[Rows from a figure dataset]
++++++++++
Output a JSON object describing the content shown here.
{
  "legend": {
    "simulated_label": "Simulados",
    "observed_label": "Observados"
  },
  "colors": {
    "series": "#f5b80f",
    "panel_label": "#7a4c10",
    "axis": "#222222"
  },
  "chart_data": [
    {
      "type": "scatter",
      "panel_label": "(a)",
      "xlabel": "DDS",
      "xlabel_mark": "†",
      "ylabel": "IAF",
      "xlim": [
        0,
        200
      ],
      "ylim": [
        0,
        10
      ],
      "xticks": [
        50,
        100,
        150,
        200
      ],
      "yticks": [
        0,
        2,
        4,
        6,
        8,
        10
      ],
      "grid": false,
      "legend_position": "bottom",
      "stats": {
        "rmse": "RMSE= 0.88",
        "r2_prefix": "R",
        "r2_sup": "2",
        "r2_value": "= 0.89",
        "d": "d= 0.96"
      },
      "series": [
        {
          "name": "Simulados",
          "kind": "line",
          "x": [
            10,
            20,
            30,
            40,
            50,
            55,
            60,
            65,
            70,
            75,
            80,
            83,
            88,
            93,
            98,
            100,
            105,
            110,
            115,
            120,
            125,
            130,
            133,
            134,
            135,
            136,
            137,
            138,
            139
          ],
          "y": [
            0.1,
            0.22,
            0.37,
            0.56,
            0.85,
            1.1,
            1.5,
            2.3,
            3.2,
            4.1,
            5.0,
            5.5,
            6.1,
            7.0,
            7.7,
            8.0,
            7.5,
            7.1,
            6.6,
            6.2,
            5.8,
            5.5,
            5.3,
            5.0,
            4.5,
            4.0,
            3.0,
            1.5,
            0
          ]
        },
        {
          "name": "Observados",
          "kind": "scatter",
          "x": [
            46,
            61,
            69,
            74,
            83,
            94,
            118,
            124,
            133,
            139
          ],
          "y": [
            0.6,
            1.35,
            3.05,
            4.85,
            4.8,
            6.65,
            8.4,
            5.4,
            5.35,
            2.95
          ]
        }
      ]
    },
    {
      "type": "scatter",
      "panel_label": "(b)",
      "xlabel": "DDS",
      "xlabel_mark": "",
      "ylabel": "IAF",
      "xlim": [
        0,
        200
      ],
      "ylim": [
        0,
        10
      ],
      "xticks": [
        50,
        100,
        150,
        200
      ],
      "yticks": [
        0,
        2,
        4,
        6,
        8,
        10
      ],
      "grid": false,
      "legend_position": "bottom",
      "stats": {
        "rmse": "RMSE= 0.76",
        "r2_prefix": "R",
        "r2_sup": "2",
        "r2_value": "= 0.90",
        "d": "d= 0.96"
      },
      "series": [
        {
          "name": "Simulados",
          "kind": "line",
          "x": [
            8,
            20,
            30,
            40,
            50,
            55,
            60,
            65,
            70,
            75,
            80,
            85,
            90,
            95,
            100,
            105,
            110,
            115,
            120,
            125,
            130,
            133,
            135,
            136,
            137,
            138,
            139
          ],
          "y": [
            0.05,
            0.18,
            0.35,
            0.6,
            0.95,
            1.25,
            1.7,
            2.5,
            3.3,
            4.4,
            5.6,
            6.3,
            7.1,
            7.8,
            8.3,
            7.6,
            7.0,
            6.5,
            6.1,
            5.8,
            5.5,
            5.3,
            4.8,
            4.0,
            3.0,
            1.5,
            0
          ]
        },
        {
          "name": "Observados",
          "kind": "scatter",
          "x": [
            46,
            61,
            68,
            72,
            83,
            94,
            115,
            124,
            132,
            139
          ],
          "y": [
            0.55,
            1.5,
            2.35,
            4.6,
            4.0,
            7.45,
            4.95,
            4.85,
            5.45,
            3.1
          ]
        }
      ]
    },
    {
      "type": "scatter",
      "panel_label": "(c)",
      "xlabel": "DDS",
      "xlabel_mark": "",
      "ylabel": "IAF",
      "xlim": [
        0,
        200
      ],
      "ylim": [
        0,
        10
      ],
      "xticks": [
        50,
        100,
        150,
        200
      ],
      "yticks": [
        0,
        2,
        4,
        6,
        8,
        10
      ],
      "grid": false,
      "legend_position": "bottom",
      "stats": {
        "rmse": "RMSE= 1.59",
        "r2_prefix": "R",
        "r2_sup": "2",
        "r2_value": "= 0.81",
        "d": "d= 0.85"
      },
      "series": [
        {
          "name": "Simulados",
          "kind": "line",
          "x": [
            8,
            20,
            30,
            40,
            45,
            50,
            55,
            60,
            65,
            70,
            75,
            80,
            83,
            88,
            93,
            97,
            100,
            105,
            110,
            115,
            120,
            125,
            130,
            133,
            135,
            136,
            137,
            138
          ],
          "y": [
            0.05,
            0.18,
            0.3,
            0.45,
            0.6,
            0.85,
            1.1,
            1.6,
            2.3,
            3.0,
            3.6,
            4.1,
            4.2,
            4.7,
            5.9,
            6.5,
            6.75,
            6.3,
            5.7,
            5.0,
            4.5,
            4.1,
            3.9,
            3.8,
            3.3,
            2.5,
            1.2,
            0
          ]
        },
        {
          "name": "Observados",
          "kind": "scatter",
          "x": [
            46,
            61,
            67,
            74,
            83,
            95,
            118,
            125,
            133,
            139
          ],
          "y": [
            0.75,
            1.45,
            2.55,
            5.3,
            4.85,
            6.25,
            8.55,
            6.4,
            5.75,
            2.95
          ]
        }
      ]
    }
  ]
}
++++++++++
- _Instruction_
Your task is to repeat the data exactly; please include every line.

- _Solution_
Output a JSON object describing the content shown here.
{
  "legend": {
    "simulated_label": "Simulados",
    "observed_label": "Observados"
  },
  "colors": {
    "series": "#f5b80f",
    "panel_label": "#7a4c10",
    "axis": "#222222"
  },
  "chart_data": [
    {
      "type": "scatter",
      "panel_label": "(a)",
      "xlabel": "DDS",
      "xlabel_mark": "†",
      "ylabel": "IAF",
      "xlim": [
        0,
        200
      ],
      "ylim": [
        0,
        10
      ],
      "xticks": [
        50,
        100,
        150,
        200
      ],
      "yticks": [
        0,
        2,
        4,
        6,
        8,
        10
      ],
      "grid": false,
      "legend_position": "bottom",
      "stats": {
        "rmse": "RMSE= 0.88",
        "r2_prefix": "R",
        "r2_sup": "2",
        "r2_value": "= 0.89",
        "d": "d= 0.96"
      },
      "series": [
        {
          "name": "Simulados",
          "kind": "line",
          "x": [
            10,
            20,
            30,
            40,
            50,
            55,
            60,
            65,
            70,
            75,
            80,
            83,
            88,
            93,
            98,
            100,
            105,
            110,
            115,
            120,
            125,
            130,
            133,
            134,
            135,
            136,
            137,
            138,
            139
          ],
          "y": [
            0.1,
            0.22,
            0.37,
            0.56,
            0.85,
            1.1,
            1.5,
            2.3,
            3.2,
            4.1,
            5.0,
            5.5,
            6.1,
            7.0,
            7.7,
            8.0,
            7.5,
            7.1,
            6.6,
            6.2,
            5.8,
            5.5,
            5.3,
            5.0,
            4.5,
            4.0,
            3.0,
            1.5,
            0
          ]
        },
        {
          "name": "Observados",
          "kind": "scatter",
          "x": [
            46,
            61,
            69,
            74,
            83,
            94,
            118,
            124,
            133,
            139
          ],
          "y": [
            0.6,
            1.35,
            3.05,
            4.85,
            4.8,
            6.65,
            8.4,
            5.4,
            5.35,
            2.95
          ]
        }
      ]
    },
    {
      "type": "scatter",
      "panel_label": "(b)",
      "xlabel": "DDS",
      "xlabel_mark": "",
      "ylabel": "IAF",
      "xlim": [
        0,
        200
      ],
      "ylim": [
        0,
        10
      ],
      "xticks": [
        50,
        100,
        150,
        200
      ],
      "yticks": [
        0,
        2,
        4,
        6,
        8,
        10
      ],
      "grid": false,
      "legend_position": "bottom",
      "stats": {
        "rmse": "RMSE= 0.76",
        "r2_prefix": "R",
        "r2_sup": "2",
        "r2_value": "= 0.90",
        "d": "d= 0.96"
      },
      "series": [
        {
          "name": "Simulados",
          "kind": "line",
          "x": [
            8,
            20,
            30,
            40,
            50,
            55,
            60,
            65,
            70,
            75,
            80,
            85,
            90,
            95,
            100,
            105,
            110,
            115,
            120,
            125,
            130,
            133,
            135,
            136,
            137,
            138,
            139
          ],
          "y": [
            0.05,
            0.18,
            0.35,
            0.6,
            0.95,
            1.25,
            1.7,
            2.5,
            3.3,
            4.4,
            5.6,
            6.3,
            7.1,
            7.8,
            8.3,
            7.6,
            7.0,
            6.5,
            6.1,
            5.8,
            5.5,
            5.3,
            4.8,
            4.0,
            3.0,
            1.5,
            0
          ]
        },
        {
          "name": "Observados",
          "kind": "scatter",
          "x": [
            46,
            61,
            68,
            72,
            83,
            94,
            115,
            124,
            132,
            139
          ],
          "y": [
            0.55,
            1.5,
            2.35,
            4.6,
            4.0,
            7.45,
            4.95,
            4.85,
            5.45,
            3.1
          ]
        }
      ]
    },
    {
      "type": "scatter",
      "panel_label": "(c)",
      "xlabel": "DDS",
      "xlabel_mark": "",
      "ylabel": "IAF",
      "xlim": [
        0,
        200
      ],
      "ylim": [
        0,
        10
      ],
      "xticks": [
        50,
        100,
        150,
        200
      ],
      "yticks": [
        0,
        2,
        4,
        6,
        8,
        10
      ],
      "grid": false,
      "legend_position": "bottom",
      "stats": {
        "rmse": "RMSE= 1.59",
        "r2_prefix": "R",
        "r2_sup": "2",
        "r2_value": "= 0.81",
        "d": "d= 0.85"
      },
      "series": [
        {
          "name": "Simulados",
          "kind": "line",
          "x": [
            8,
            20,
            30,
            40,
            45,
            50,
            55,
            60,
            65,
            70,
            75,
            80,
            83,
            88,
            93,
            97,
            100,
            105,
            110,
            115,
            120,
            125,
            130,
            133,
            135,
            136,
            137,
            138
          ],
          "y": [
            0.05,
            0.18,
            0.3,
            0.45,
            0.6,
            0.85,
            1.1,
            1.6,
            2.3,
            3.0,
            3.6,
            4.1,
            4.2,
            4.7,
            5.9,
            6.5,
            6.75,
            6.3,
            5.7,
            5.0,
            4.5,
            4.1,
            3.9,
            3.8,
            3.3,
            2.5,
            1.2,
            0
          ]
        },
        {
          "name": "Observados",
          "kind": "scatter",
          "x": [
            46,
            61,
            67,
            74,
            83,
            95,
            118,
            125,
            133,
            139
          ],
          "y": [
            0.75,
            1.45,
            2.55,
            5.3,
            4.85,
            6.25,
            8.55,
            6.4,
            5.75,
            2.95
          ]
        }
      ]
    }
  ]
}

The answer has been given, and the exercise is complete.